Provided information:
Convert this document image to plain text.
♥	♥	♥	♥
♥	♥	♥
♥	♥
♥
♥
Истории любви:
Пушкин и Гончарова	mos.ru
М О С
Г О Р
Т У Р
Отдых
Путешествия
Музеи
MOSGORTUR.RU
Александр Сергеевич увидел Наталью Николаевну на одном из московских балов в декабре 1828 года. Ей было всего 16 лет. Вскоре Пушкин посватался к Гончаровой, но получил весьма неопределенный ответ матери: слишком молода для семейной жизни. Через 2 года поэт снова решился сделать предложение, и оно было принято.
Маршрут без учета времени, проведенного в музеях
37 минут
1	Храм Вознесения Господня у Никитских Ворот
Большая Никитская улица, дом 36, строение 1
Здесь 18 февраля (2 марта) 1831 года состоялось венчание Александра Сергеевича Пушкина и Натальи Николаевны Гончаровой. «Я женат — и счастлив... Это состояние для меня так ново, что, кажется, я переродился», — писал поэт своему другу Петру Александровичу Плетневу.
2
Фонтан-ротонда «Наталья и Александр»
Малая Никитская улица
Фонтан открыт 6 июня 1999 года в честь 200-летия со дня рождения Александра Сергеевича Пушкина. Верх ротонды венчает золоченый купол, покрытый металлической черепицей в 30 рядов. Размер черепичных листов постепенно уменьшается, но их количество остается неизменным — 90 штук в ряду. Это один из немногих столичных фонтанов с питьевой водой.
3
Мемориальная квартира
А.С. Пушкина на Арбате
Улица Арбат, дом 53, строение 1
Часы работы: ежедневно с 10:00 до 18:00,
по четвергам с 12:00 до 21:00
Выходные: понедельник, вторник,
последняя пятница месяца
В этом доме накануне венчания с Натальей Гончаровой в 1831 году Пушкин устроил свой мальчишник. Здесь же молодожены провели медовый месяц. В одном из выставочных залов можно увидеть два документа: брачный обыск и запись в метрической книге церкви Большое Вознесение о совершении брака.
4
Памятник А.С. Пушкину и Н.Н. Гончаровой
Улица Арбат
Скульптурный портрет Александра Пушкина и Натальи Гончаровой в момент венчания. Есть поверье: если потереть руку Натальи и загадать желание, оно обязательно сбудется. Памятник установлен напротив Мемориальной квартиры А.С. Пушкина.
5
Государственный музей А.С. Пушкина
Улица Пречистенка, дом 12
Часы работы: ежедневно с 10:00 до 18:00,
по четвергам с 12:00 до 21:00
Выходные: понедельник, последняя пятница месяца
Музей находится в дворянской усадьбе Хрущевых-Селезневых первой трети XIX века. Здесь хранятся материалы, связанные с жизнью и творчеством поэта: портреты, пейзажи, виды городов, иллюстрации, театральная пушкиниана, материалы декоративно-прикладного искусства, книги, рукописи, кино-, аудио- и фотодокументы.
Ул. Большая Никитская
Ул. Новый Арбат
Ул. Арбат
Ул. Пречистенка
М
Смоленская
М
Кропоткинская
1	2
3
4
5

Requirements: Work out the number of lines above that include the string "Фонтан" and write only that number.

Result below: 2